EXERCISE DETAILS –
Rewrite the rows from the first one through the row containing "section-7-line: Algunos pueden", inclusive, changing "list-item" to "bullet-item" and leaving everything else unchanged.

******

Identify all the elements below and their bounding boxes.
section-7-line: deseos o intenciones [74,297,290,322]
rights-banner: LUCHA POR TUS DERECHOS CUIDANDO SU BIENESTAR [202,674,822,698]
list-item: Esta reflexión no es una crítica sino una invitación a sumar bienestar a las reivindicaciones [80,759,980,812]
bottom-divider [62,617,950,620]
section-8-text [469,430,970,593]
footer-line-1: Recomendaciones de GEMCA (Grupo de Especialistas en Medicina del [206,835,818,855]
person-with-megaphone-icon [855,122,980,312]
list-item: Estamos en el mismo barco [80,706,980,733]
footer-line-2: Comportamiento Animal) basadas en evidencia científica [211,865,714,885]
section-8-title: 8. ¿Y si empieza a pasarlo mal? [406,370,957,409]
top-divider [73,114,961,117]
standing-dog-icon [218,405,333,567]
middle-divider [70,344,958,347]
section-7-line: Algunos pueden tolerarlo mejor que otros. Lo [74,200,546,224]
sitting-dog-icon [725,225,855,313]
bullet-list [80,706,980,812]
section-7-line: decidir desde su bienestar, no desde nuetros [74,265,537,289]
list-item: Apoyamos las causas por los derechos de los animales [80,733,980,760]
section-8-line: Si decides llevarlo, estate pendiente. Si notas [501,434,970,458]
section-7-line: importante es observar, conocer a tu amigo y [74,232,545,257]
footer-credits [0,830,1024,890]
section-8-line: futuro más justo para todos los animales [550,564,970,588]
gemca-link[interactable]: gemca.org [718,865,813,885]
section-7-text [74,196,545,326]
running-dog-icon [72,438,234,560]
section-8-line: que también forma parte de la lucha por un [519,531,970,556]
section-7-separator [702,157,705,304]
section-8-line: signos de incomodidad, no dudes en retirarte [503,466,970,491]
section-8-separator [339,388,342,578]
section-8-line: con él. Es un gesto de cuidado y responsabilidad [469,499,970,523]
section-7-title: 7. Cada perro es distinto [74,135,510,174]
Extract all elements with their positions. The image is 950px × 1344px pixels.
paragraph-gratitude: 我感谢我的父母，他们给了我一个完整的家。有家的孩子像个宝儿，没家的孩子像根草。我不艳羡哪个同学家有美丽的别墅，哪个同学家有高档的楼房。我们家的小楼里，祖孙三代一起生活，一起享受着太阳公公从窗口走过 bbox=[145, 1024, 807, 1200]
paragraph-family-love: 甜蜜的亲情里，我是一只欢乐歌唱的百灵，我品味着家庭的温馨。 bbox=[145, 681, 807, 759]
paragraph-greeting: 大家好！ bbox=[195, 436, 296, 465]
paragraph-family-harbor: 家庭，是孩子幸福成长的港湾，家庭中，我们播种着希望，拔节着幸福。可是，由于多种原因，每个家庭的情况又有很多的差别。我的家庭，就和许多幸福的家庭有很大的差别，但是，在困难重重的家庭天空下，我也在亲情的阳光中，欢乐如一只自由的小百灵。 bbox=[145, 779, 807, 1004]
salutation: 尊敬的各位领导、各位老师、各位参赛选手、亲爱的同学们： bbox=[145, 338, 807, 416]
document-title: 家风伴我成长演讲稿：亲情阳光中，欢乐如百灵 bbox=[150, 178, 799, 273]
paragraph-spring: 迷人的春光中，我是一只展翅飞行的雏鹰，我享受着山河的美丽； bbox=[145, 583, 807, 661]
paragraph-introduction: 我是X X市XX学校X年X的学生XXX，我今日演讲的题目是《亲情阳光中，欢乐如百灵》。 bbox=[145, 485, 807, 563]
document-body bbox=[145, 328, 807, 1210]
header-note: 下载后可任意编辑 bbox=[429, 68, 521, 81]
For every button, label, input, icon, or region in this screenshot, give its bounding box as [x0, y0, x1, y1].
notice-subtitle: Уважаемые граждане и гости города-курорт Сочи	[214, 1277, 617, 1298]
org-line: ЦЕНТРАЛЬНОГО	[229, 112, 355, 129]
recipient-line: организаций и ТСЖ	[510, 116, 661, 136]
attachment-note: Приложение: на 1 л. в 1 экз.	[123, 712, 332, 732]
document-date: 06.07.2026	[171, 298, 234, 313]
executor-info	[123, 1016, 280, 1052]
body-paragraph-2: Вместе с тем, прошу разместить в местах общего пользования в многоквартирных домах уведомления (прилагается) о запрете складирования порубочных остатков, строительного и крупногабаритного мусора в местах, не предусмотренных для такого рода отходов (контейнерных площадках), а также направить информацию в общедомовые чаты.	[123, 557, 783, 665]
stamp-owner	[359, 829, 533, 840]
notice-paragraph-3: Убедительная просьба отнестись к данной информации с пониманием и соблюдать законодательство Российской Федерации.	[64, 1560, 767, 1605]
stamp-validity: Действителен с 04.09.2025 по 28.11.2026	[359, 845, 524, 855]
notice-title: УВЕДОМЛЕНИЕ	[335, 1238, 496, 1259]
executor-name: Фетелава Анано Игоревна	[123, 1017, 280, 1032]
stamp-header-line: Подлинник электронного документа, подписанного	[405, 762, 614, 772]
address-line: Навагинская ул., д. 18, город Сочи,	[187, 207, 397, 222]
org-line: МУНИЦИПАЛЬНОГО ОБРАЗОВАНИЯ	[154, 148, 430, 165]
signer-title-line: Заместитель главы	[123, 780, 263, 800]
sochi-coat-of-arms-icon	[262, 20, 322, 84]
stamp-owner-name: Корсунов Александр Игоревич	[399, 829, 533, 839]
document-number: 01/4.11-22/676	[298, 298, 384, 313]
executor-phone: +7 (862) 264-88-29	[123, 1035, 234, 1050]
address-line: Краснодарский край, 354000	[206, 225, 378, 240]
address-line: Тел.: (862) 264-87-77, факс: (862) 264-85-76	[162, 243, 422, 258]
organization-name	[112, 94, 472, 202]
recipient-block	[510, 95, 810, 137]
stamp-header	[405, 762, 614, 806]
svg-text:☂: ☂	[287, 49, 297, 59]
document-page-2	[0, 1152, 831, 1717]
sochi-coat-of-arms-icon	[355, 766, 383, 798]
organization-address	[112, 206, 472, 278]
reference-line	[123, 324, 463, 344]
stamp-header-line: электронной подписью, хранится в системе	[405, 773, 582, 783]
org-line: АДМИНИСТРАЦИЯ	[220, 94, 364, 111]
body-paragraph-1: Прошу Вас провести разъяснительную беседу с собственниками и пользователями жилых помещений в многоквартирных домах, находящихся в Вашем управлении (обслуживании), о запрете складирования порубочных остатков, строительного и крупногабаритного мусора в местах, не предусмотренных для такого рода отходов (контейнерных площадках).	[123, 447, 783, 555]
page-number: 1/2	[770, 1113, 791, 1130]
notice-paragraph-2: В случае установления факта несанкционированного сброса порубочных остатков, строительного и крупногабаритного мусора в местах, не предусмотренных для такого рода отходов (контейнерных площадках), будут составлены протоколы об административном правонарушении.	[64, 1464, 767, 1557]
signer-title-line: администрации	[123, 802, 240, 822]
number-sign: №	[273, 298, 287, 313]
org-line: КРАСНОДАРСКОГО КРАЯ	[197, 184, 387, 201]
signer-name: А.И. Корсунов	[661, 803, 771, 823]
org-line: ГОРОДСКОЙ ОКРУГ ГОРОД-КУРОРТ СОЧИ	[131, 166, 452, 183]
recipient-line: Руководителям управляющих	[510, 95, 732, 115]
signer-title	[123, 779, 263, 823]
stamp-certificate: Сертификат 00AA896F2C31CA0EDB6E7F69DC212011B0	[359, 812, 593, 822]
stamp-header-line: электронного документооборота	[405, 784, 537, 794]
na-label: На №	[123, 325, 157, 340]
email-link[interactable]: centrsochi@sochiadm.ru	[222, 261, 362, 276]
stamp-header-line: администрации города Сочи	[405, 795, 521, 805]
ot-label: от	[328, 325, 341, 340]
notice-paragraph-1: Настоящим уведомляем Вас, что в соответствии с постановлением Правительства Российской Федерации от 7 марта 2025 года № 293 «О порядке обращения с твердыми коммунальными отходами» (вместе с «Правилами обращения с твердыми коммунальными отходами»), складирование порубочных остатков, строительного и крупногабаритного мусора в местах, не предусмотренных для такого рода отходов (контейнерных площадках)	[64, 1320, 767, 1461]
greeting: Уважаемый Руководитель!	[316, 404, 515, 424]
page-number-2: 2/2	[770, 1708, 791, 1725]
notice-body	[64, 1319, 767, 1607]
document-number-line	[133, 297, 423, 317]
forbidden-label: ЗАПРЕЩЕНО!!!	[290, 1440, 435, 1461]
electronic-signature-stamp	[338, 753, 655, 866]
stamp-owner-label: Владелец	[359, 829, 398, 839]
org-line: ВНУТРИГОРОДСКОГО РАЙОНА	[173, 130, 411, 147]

******

WRITTEN SOLUTION –
Identify all the elements below and their bounding boxes.
section-7-line: deseos o intenciones [74,297,290,322]
rights-banner: LUCHA POR TUS DERECHOS CUIDANDO SU BIENESTAR [202,674,822,698]
bullet-item: Esta reflexión no es una crítica sino una invitación a sumar bienestar a las reivindicaciones [80,759,980,812]
bottom-divider [62,617,950,620]
section-8-text [469,430,970,593]
footer-line-1: Recomendaciones de GEMCA (Grupo de Especialistas en Medicina del [206,835,818,855]
person-with-megaphone-icon [855,122,980,312]
bullet-item: Estamos en el mismo barco [80,706,980,733]
footer-line-2: Comportamiento Animal) basadas en evidencia científica [211,865,714,885]
section-8-title: 8. ¿Y si empieza a pasarlo mal? [406,370,957,409]
top-divider [73,114,961,117]
standing-dog-icon [218,405,333,567]
middle-divider [70,344,958,347]
section-7-line: Algunos pueden tolerarlo mejor que otros. Lo [74,200,546,224]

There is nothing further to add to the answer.